:: The request ::
Would you transcribe the listing that follows, character for character, and omit its images?

__________

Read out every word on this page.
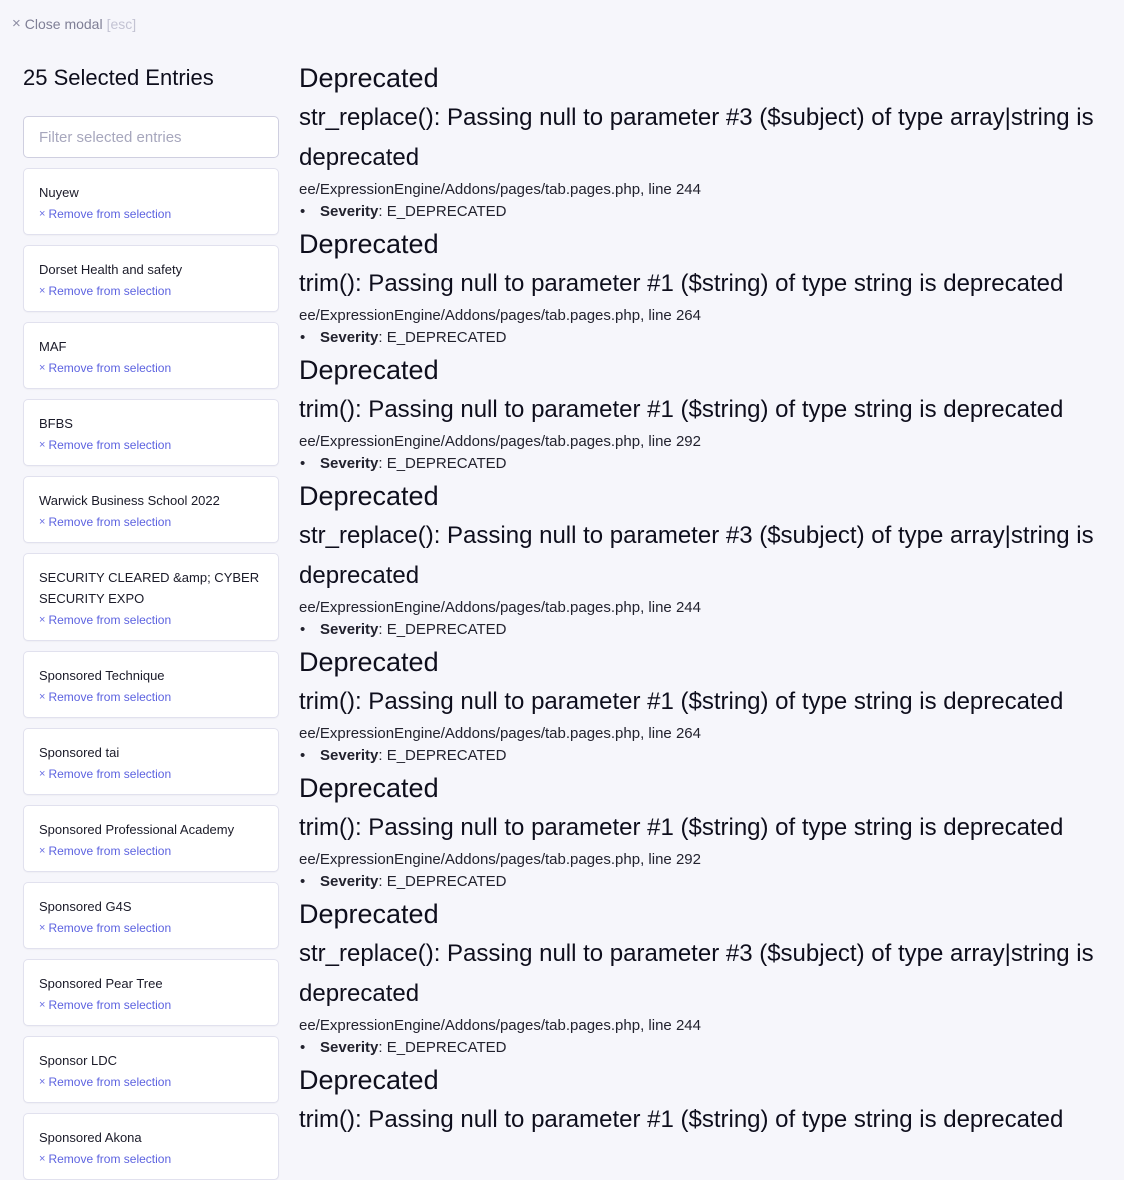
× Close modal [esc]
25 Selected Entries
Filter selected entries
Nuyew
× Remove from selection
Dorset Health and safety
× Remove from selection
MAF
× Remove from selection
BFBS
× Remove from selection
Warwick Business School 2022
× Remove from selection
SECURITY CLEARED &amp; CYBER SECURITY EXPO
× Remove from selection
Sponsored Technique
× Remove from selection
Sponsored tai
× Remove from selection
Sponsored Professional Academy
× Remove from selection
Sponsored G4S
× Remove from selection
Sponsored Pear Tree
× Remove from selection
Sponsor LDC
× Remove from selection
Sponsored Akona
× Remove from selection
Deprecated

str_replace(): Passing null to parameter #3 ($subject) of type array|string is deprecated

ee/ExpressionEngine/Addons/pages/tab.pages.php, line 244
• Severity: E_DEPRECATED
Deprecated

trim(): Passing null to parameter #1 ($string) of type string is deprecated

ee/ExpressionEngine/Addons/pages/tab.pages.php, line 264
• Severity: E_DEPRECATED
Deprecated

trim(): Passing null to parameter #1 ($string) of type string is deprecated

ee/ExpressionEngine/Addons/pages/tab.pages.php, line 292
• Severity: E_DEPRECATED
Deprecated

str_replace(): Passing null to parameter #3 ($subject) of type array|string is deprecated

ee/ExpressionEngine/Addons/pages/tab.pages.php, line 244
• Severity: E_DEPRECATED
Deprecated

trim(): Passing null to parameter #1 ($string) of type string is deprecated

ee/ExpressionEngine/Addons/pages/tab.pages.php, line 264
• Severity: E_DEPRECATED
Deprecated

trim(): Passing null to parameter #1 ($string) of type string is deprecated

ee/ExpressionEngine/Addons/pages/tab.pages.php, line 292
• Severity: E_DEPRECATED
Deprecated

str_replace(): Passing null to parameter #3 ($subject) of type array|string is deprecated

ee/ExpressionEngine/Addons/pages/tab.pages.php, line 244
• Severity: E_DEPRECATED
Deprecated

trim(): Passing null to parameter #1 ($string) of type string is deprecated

__________

:: Written answer ::
Read out every word on this page.
× Close modal [esc]
25 Selected Entries
Filter selected entries
Nuyew
× Remove from selection
Dorset Health and safety
× Remove from selection
MAF
× Remove from selection
BFBS
× Remove from selection
Warwick Business School 2022
× Remove from selection
SECURITY CLEARED &amp; CYBER SECURITY EXPO
× Remove from selection
Sponsored Technique
× Remove from selection
Sponsored tai
× Remove from selection
Sponsored Professional Academy
× Remove from selection
Sponsored G4S
× Remove from selection
Sponsored Pear Tree
× Remove from selection
Sponsor LDC
× Remove from selection
Sponsored Akona
× Remove from selection
Deprecated

str_replace(): Passing null to parameter #3 ($subject) of type array|string is deprecated

ee/ExpressionEngine/Addons/pages/tab.pages.php, line 244
• Severity: E_DEPRECATED
Deprecated

trim(): Passing null to parameter #1 ($string) of type string is deprecated

ee/ExpressionEngine/Addons/pages/tab.pages.php, line 264
• Severity: E_DEPRECATED
Deprecated

trim(): Passing null to parameter #1 ($string) of type string is deprecated

ee/ExpressionEngine/Addons/pages/tab.pages.php, line 292
• Severity: E_DEPRECATED
Deprecated

str_replace(): Passing null to parameter #3 ($subject) of type array|string is deprecated

ee/ExpressionEngine/Addons/pages/tab.pages.php, line 244
• Severity: E_DEPRECATED
Deprecated

trim(): Passing null to parameter #1 ($string) of type string is deprecated

ee/ExpressionEngine/Addons/pages/tab.pages.php, line 264
• Severity: E_DEPRECATED
Deprecated

trim(): Passing null to parameter #1 ($string) of type string is deprecated

ee/ExpressionEngine/Addons/pages/tab.pages.php, line 292
• Severity: E_DEPRECATED
Deprecated

str_replace(): Passing null to parameter #3 ($subject) of type array|string is deprecated

ee/ExpressionEngine/Addons/pages/tab.pages.php, line 244
• Severity: E_DEPRECATED
Deprecated

trim(): Passing null to parameter #1 ($string) of type string is deprecated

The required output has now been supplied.